>>>

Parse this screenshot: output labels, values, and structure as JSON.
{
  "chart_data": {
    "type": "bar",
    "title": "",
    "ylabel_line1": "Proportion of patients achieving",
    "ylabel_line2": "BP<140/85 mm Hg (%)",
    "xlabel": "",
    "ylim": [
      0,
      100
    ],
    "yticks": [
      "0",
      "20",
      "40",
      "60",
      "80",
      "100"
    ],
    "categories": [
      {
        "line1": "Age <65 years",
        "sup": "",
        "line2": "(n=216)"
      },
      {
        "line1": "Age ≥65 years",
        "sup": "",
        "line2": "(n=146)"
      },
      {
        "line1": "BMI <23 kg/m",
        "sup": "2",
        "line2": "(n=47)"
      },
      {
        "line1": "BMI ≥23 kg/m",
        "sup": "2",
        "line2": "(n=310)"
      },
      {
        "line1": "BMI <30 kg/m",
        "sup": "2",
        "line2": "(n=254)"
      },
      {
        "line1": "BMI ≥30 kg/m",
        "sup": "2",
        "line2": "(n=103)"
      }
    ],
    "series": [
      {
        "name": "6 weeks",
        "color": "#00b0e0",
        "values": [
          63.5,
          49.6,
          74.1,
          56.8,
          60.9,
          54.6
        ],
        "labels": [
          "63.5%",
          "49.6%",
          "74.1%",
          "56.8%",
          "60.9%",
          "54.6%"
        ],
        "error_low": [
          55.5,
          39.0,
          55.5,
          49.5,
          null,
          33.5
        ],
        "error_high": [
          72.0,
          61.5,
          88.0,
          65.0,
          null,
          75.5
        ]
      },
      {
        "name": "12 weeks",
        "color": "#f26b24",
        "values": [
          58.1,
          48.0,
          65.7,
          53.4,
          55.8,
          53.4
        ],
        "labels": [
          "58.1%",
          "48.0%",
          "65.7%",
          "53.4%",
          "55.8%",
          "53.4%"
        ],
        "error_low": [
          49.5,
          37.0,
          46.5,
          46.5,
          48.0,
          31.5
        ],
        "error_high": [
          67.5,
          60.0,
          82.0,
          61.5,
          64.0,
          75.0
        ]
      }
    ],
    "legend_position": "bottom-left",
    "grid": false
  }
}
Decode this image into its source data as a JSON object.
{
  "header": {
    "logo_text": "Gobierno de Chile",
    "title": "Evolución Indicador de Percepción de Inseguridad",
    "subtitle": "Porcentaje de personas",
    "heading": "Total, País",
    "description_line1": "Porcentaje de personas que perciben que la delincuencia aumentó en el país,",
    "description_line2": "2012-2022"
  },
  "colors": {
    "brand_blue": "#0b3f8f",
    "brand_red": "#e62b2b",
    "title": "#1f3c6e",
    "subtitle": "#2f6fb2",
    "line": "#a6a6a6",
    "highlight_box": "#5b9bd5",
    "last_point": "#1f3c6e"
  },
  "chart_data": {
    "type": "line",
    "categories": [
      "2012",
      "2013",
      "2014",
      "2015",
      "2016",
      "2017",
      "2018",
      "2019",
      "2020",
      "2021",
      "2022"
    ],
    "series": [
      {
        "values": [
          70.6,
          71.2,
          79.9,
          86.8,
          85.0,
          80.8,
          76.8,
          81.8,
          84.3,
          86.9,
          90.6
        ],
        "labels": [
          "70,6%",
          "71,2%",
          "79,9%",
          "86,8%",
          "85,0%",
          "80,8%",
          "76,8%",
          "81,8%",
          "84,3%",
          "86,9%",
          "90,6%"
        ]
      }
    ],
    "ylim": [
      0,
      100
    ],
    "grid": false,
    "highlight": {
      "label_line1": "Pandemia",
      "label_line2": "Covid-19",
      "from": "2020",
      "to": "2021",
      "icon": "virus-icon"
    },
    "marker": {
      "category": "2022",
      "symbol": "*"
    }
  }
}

<<<

Work to be completed: Give back every record exactly.

Answer to this task:
Parse this screenshot: output labels, values, and structure as JSON.
{
  "chart_data": {
    "type": "bar",
    "title": "",
    "ylabel_line1": "Proportion of patients achieving",
    "ylabel_line2": "BP<140/85 mm Hg (%)",
    "xlabel": "",
    "ylim": [
      0,
      100
    ],
    "yticks": [
      "0",
      "20",
      "40",
      "60",
      "80",
      "100"
    ],
    "categories": [
      {
        "line1": "Age <65 years",
        "sup": "",
        "line2": "(n=216)"
      },
      {
        "line1": "Age ≥65 years",
        "sup": "",
        "line2": "(n=146)"
      },
      {
        "line1": "BMI <23 kg/m",
        "sup": "2",
        "line2": "(n=47)"
      },
      {
        "line1": "BMI ≥23 kg/m",
        "sup": "2",
        "line2": "(n=310)"
      },
      {
        "line1": "BMI <30 kg/m",
        "sup": "2",
        "line2": "(n=254)"
      },
      {
        "line1": "BMI ≥30 kg/m",
        "sup": "2",
        "line2": "(n=103)"
      }
    ],
    "series": [
      {
        "name": "6 weeks",
        "color": "#00b0e0",
        "values": [
          63.5,
          49.6,
          74.1,
          56.8,
          60.9,
          54.6
        ],
        "labels": [
          "63.5%",
          "49.6%",
          "74.1%",
          "56.8%",
          "60.9%",
          "54.6%"
        ],
        "error_low": [
          55.5,
          39.0,
          55.5,
          49.5,
          null,
          33.5
        ],
        "error_high": [
          72.0,
          61.5,
          88.0,
          65.0,
          null,
          75.5
        ]
      },
      {
        "name": "12 weeks",
        "color": "#f26b24",
        "values": [
          58.1,
          48.0,
          65.7,
          53.4,
          55.8,
          53.4
        ],
        "labels": [
          "58.1%",
          "48.0%",
          "65.7%",
          "53.4%",
          "55.8%",
          "53.4%"
        ],
        "error_low": [
          49.5,
          37.0,
          46.5,
          46.5,
          48.0,
          31.5
        ],
        "error_high": [
          67.5,
          60.0,
          82.0,
          61.5,
          64.0,
          75.0
        ]
      }
    ],
    "legend_position": "bottom-left",
    "grid": false
  }
}
Decode this image into its source data as a JSON object.
{
  "header": {
    "logo_text": "Gobierno de Chile",
    "title": "Evolución Indicador de Percepción de Inseguridad",
    "subtitle": "Porcentaje de personas",
    "heading": "Total, País",
    "description_line1": "Porcentaje de personas que perciben que la delincuencia aumentó en el país,",
    "description_line2": "2012-2022"
  },
  "colors": {
    "brand_blue": "#0b3f8f",
    "brand_red": "#e62b2b",
    "title": "#1f3c6e",
    "subtitle": "#2f6fb2",
    "line": "#a6a6a6",
    "highlight_box": "#5b9bd5",
    "last_point": "#1f3c6e"
  },
  "chart_data": {
    "type": "line",
    "categories": [
      "2012",
      "2013",
      "2014",
      "2015",
      "2016",
      "2017",
      "2018",
      "2019",
      "2020",
      "2021",
      "2022"
    ],
    "series": [
      {
        "values": [
          70.6,
          71.2,
          79.9,
          86.8,
          85.0,
          80.8,
          76.8,
          81.8,
          84.3,
          86.9,
          90.6
        ],
        "labels": [
          "70,6%",
          "71,2%",
          "79,9%",
          "86,8%",
          "85,0%",
          "80,8%",
          "76,8%",
          "81,8%",
          "84,3%",
          "86,9%",
          "90,6%"
        ]
      }
    ],
    "ylim": [
      0,
      100
    ],
    "grid": false,
    "highlight": {
      "label_line1": "Pandemia",
      "label_line2": "Covid-19",
      "from": "2020",
      "to": "2021",
      "icon": "virus-icon"
    },
    "marker": {
      "category": "2022",
      "symbol": "*"
    }
  }
}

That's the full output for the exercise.